§ Goal:
Output every line of the data exactly as it appears.

§ Data supplied:
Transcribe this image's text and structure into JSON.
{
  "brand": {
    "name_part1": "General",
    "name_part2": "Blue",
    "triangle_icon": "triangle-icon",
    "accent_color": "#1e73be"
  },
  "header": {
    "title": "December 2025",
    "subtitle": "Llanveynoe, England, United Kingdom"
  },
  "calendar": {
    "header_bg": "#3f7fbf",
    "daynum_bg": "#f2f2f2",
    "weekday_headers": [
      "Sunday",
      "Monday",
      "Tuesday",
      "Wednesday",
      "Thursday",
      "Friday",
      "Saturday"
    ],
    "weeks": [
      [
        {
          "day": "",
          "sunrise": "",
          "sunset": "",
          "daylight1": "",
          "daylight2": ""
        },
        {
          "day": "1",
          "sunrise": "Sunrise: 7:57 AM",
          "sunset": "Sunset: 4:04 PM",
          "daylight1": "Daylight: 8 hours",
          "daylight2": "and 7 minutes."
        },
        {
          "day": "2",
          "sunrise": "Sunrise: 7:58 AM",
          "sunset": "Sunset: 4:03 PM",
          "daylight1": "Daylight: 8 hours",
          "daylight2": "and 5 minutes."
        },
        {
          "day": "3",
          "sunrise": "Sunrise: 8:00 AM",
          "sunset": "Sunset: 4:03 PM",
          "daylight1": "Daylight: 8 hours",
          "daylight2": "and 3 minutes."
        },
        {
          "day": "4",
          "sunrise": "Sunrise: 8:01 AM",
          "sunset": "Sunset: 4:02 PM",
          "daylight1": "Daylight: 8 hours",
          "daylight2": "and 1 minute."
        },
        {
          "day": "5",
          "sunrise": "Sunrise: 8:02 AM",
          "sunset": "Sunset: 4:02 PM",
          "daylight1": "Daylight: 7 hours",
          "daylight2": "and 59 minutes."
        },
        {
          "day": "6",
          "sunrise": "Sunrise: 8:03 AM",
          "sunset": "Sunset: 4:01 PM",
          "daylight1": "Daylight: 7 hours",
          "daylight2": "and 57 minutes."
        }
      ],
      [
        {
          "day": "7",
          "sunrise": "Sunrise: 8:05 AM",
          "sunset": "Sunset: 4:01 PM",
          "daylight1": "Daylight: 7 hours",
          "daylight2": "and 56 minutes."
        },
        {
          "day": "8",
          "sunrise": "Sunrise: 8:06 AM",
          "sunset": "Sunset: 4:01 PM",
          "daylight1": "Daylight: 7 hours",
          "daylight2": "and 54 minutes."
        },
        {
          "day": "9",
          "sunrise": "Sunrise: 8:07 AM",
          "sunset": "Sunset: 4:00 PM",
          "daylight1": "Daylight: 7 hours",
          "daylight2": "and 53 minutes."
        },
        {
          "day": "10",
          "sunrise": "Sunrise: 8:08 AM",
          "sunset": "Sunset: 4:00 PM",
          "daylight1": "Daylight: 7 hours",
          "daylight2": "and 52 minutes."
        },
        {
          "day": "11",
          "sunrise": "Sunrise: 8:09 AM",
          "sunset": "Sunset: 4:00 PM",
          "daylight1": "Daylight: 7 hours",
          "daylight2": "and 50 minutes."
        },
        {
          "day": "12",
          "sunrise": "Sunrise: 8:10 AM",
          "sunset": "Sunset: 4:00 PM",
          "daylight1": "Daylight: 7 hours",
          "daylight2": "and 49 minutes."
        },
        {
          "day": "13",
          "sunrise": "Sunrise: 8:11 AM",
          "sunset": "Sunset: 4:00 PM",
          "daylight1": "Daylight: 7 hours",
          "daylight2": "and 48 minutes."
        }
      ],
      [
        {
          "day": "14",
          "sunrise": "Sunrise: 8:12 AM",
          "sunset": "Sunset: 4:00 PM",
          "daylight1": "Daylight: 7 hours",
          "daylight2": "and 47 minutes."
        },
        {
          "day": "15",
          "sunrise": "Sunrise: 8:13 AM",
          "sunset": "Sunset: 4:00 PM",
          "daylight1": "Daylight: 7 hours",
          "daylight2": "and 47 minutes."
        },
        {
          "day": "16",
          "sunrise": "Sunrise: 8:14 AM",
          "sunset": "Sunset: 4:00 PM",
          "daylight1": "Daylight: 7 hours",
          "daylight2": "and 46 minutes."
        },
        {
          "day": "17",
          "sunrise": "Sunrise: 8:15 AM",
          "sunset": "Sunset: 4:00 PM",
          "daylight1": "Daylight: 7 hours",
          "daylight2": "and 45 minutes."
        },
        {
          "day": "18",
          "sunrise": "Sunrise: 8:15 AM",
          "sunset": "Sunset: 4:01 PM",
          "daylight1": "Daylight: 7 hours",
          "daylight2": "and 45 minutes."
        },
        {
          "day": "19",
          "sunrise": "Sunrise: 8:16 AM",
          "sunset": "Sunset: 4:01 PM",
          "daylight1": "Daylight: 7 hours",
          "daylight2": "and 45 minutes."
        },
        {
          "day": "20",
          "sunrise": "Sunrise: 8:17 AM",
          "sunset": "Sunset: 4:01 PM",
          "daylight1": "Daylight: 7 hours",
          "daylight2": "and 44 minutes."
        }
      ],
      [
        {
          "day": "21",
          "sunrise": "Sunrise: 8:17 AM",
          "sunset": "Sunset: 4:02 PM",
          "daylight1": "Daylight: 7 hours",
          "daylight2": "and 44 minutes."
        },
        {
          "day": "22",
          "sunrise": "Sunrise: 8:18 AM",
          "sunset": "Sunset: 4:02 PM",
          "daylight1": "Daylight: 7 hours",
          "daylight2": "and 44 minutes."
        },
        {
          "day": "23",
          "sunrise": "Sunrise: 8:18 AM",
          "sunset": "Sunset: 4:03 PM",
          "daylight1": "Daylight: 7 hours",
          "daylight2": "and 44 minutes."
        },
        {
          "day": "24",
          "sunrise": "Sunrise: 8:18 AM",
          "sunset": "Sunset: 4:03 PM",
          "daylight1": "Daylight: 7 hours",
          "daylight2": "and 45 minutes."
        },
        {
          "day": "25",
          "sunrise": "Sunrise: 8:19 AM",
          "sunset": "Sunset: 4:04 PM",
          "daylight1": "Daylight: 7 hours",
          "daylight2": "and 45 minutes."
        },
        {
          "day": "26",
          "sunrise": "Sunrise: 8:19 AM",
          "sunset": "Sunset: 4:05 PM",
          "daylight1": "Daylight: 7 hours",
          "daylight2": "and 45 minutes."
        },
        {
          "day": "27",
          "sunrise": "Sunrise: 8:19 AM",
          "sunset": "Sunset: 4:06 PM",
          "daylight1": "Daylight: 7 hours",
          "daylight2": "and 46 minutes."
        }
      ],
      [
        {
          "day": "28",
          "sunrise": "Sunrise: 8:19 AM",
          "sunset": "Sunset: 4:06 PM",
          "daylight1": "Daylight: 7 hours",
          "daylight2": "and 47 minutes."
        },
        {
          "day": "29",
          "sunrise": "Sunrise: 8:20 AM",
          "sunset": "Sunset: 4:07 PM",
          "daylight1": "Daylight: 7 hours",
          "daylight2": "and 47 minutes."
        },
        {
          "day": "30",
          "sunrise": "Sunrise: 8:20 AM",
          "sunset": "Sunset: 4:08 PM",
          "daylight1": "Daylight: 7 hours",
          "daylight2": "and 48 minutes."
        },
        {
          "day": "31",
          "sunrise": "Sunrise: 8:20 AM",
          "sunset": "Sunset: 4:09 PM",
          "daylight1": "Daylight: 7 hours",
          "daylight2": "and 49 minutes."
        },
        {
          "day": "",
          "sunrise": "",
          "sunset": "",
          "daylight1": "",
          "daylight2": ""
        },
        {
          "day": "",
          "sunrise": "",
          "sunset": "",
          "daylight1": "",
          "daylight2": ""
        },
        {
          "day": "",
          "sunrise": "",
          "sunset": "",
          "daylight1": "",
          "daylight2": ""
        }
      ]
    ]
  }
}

§ The completed task:
Transcribe this image's text and structure into JSON.
{
  "brand": {
    "name_part1": "General",
    "name_part2": "Blue",
    "triangle_icon": "triangle-icon",
    "accent_color": "#1e73be"
  },
  "header": {
    "title": "December 2025",
    "subtitle": "Llanveynoe, England, United Kingdom"
  },
  "calendar": {
    "header_bg": "#3f7fbf",
    "daynum_bg": "#f2f2f2",
    "weekday_headers": [
      "Sunday",
      "Monday",
      "Tuesday",
      "Wednesday",
      "Thursday",
      "Friday",
      "Saturday"
    ],
    "weeks": [
      [
        {
          "day": "",
          "sunrise": "",
          "sunset": "",
          "daylight1": "",
          "daylight2": ""
        },
        {
          "day": "1",
          "sunrise": "Sunrise: 7:57 AM",
          "sunset": "Sunset: 4:04 PM",
          "daylight1": "Daylight: 8 hours",
          "daylight2": "and 7 minutes."
        },
        {
          "day": "2",
          "sunrise": "Sunrise: 7:58 AM",
          "sunset": "Sunset: 4:03 PM",
          "daylight1": "Daylight: 8 hours",
          "daylight2": "and 5 minutes."
        },
        {
          "day": "3",
          "sunrise": "Sunrise: 8:00 AM",
          "sunset": "Sunset: 4:03 PM",
          "daylight1": "Daylight: 8 hours",
          "daylight2": "and 3 minutes."
        },
        {
          "day": "4",
          "sunrise": "Sunrise: 8:01 AM",
          "sunset": "Sunset: 4:02 PM",
          "daylight1": "Daylight: 8 hours",
          "daylight2": "and 1 minute."
        },
        {
          "day": "5",
          "sunrise": "Sunrise: 8:02 AM",
          "sunset": "Sunset: 4:02 PM",
          "daylight1": "Daylight: 7 hours",
          "daylight2": "and 59 minutes."
        },
        {
          "day": "6",
          "sunrise": "Sunrise: 8:03 AM",
          "sunset": "Sunset: 4:01 PM",
          "daylight1": "Daylight: 7 hours",
          "daylight2": "and 57 minutes."
        }
      ],
      [
        {
          "day": "7",
          "sunrise": "Sunrise: 8:05 AM",
          "sunset": "Sunset: 4:01 PM",
          "daylight1": "Daylight: 7 hours",
          "daylight2": "and 56 minutes."
        },
        {
          "day": "8",
          "sunrise": "Sunrise: 8:06 AM",
          "sunset": "Sunset: 4:01 PM",
          "daylight1": "Daylight: 7 hours",
          "daylight2": "and 54 minutes."
        },
        {
          "day": "9",
          "sunrise": "Sunrise: 8:07 AM",
          "sunset": "Sunset: 4:00 PM",
          "daylight1": "Daylight: 7 hours",
          "daylight2": "and 53 minutes."
        },
        {
          "day": "10",
          "sunrise": "Sunrise: 8:08 AM",
          "sunset": "Sunset: 4:00 PM",
          "daylight1": "Daylight: 7 hours",
          "daylight2": "and 52 minutes."
        },
        {
          "day": "11",
          "sunrise": "Sunrise: 8:09 AM",
          "sunset": "Sunset: 4:00 PM",
          "daylight1": "Daylight: 7 hours",
          "daylight2": "and 50 minutes."
        },
        {
          "day": "12",
          "sunrise": "Sunrise: 8:10 AM",
          "sunset": "Sunset: 4:00 PM",
          "daylight1": "Daylight: 7 hours",
          "daylight2": "and 49 minutes."
        },
        {
          "day": "13",
          "sunrise": "Sunrise: 8:11 AM",
          "sunset": "Sunset: 4:00 PM",
          "daylight1": "Daylight: 7 hours",
          "daylight2": "and 48 minutes."
        }
      ],
      [
        {
          "day": "14",
          "sunrise": "Sunrise: 8:12 AM",
          "sunset": "Sunset: 4:00 PM",
          "daylight1": "Daylight: 7 hours",
          "daylight2": "and 47 minutes."
        },
        {
          "day": "15",
          "sunrise": "Sunrise: 8:13 AM",
          "sunset": "Sunset: 4:00 PM",
          "daylight1": "Daylight: 7 hours",
          "daylight2": "and 47 minutes."
        },
        {
          "day": "16",
          "sunrise": "Sunrise: 8:14 AM",
          "sunset": "Sunset: 4:00 PM",
          "daylight1": "Daylight: 7 hours",
          "daylight2": "and 46 minutes."
        },
        {
          "day": "17",
          "sunrise": "Sunrise: 8:15 AM",
          "sunset": "Sunset: 4:00 PM",
          "daylight1": "Daylight: 7 hours",
          "daylight2": "and 45 minutes."
        },
        {
          "day": "18",
          "sunrise": "Sunrise: 8:15 AM",
          "sunset": "Sunset: 4:01 PM",
          "daylight1": "Daylight: 7 hours",
          "daylight2": "and 45 minutes."
        },
        {
          "day": "19",
          "sunrise": "Sunrise: 8:16 AM",
          "sunset": "Sunset: 4:01 PM",
          "daylight1": "Daylight: 7 hours",
          "daylight2": "and 45 minutes."
        },
        {
          "day": "20",
          "sunrise": "Sunrise: 8:17 AM",
          "sunset": "Sunset: 4:01 PM",
          "daylight1": "Daylight: 7 hours",
          "daylight2": "and 44 minutes."
        }
      ],
      [
        {
          "day": "21",
          "sunrise": "Sunrise: 8:17 AM",
          "sunset": "Sunset: 4:02 PM",
          "daylight1": "Daylight: 7 hours",
          "daylight2": "and 44 minutes."
        },
        {
          "day": "22",
          "sunrise": "Sunrise: 8:18 AM",
          "sunset": "Sunset: 4:02 PM",
          "daylight1": "Daylight: 7 hours",
          "daylight2": "and 44 minutes."
        },
        {
          "day": "23",
          "sunrise": "Sunrise: 8:18 AM",
          "sunset": "Sunset: 4:03 PM",
          "daylight1": "Daylight: 7 hours",
          "daylight2": "and 44 minutes."
        },
        {
          "day": "24",
          "sunrise": "Sunrise: 8:18 AM",
          "sunset": "Sunset: 4:03 PM",
          "daylight1": "Daylight: 7 hours",
          "daylight2": "and 45 minutes."
        },
        {
          "day": "25",
          "sunrise": "Sunrise: 8:19 AM",
          "sunset": "Sunset: 4:04 PM",
          "daylight1": "Daylight: 7 hours",
          "daylight2": "and 45 minutes."
        },
        {
          "day": "26",
          "sunrise": "Sunrise: 8:19 AM",
          "sunset": "Sunset: 4:05 PM",
          "daylight1": "Daylight: 7 hours",
          "daylight2": "and 45 minutes."
        },
        {
          "day": "27",
          "sunrise": "Sunrise: 8:19 AM",
          "sunset": "Sunset: 4:06 PM",
          "daylight1": "Daylight: 7 hours",
          "daylight2": "and 46 minutes."
        }
      ],
      [
        {
          "day": "28",
          "sunrise": "Sunrise: 8:19 AM",
          "sunset": "Sunset: 4:06 PM",
          "daylight1": "Daylight: 7 hours",
          "daylight2": "and 47 minutes."
        },
        {
          "day": "29",
          "sunrise": "Sunrise: 8:20 AM",
          "sunset": "Sunset: 4:07 PM",
          "daylight1": "Daylight: 7 hours",
          "daylight2": "and 47 minutes."
        },
        {
          "day": "30",
          "sunrise": "Sunrise: 8:20 AM",
          "sunset": "Sunset: 4:08 PM",
          "daylight1": "Daylight: 7 hours",
          "daylight2": "and 48 minutes."
        },
        {
          "day": "31",
          "sunrise": "Sunrise: 8:20 AM",
          "sunset": "Sunset: 4:09 PM",
          "daylight1": "Daylight: 7 hours",
          "daylight2": "and 49 minutes."
        },
        {
          "day": "",
          "sunrise": "",
          "sunset": "",
          "daylight1": "",
          "daylight2": ""
        },
        {
          "day": "",
          "sunrise": "",
          "sunset": "",
          "daylight1": "",
          "daylight2": ""
        },
        {
          "day": "",
          "sunrise": "",
          "sunset": "",
          "daylight1": "",
          "daylight2": ""
        }
      ]
    ]
  }
}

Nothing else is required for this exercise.